REQUIRED TASK:
Reproduce the listing below without changes, except that pictures are left out.

Start of EXTRACTED RECORDS

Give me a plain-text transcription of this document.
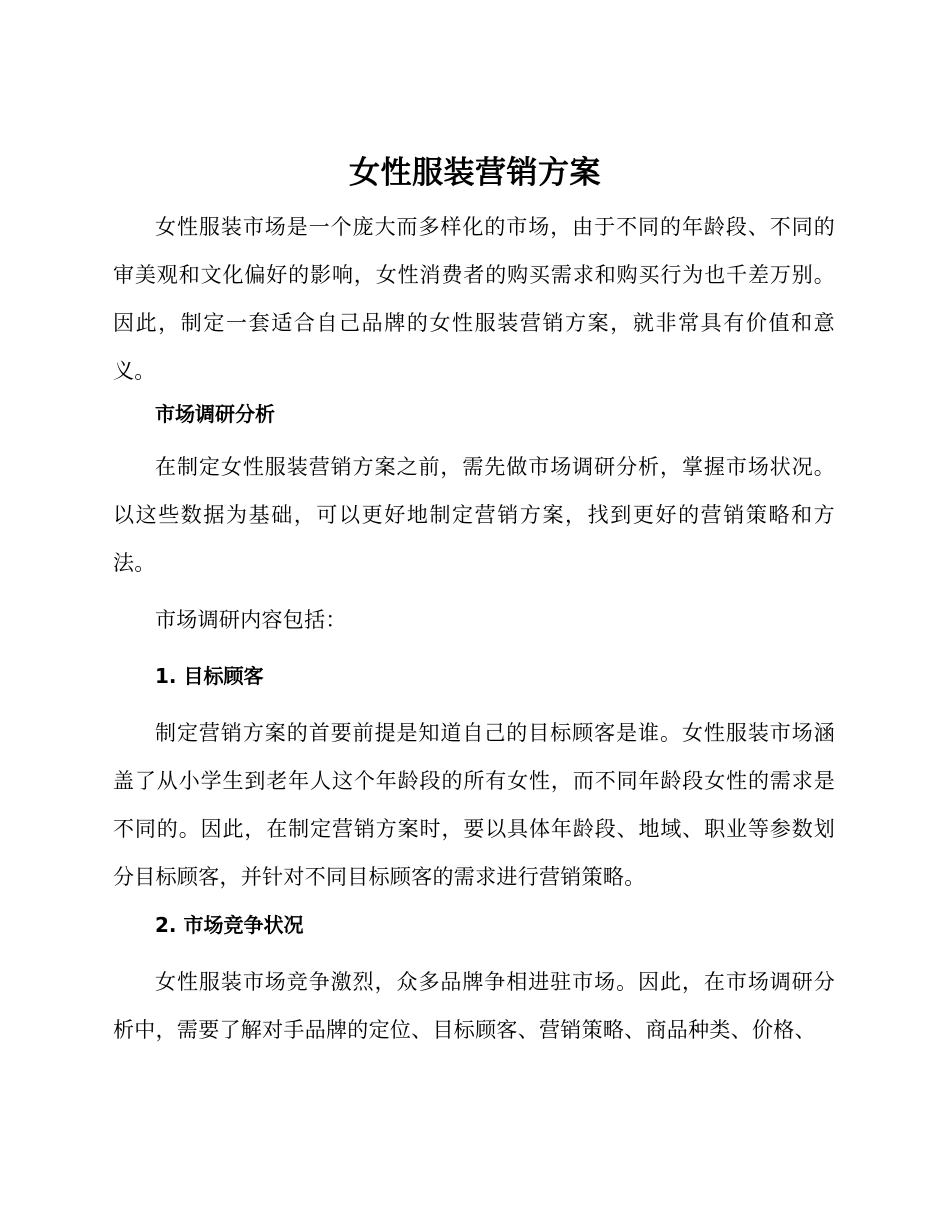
女性服装营销方案

女性服装市场是一个庞大而多样化的市场，由于不同的年龄段、不同的审美观和文化偏好的影响，女性消费者的购买需求和购买行为也千差万别。因此，制定一套适合自己品牌的女性服装营销方案，就非常具有价值和意义。

市场调研分析

在制定女性服装营销方案之前，需先做市场调研分析，掌握市场状况。以这些数据为基础，可以更好地制定营销方案，找到更好的营销策略和方法。

市场调研内容包括：

1. 目标顾客

制定营销方案的首要前提是知道自己的目标顾客是谁。女性服装市场涵盖了从小学生到老年人这个年龄段的所有女性，而不同年龄段女性的需求是不同的。因此，在制定营销方案时，要以具体年龄段、地域、职业等参数划分目标顾客，并针对不同目标顾客的需求进行营销策略。

2. 市场竞争状况

女性服装市场竞争激烈，众多品牌争相进驻市场。因此，在市场调研分析中，需要了解对手品牌的定位、目标顾客、营销策略、商品种类、价格、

End of EXTRACTED RECORDS

EXPECTED OUTPUT:
Give me a plain-text transcription of this document.
女性服装营销方案

女性服装市场是一个庞大而多样化的市场，由于不同的年龄段、不同的审美观和文化偏好的影响，女性消费者的购买需求和购买行为也千差万别。因此，制定一套适合自己品牌的女性服装营销方案，就非常具有价值和意义。

市场调研分析

在制定女性服装营销方案之前，需先做市场调研分析，掌握市场状况。以这些数据为基础，可以更好地制定营销方案，找到更好的营销策略和方法。

市场调研内容包括：

1. 目标顾客

制定营销方案的首要前提是知道自己的目标顾客是谁。女性服装市场涵盖了从小学生到老年人这个年龄段的所有女性，而不同年龄段女性的需求是不同的。因此，在制定营销方案时，要以具体年龄段、地域、职业等参数划分目标顾客，并针对不同目标顾客的需求进行营销策略。

2. 市场竞争状况

女性服装市场竞争激烈，众多品牌争相进驻市场。因此，在市场调研分析中，需要了解对手品牌的定位、目标顾客、营销策略、商品种类、价格、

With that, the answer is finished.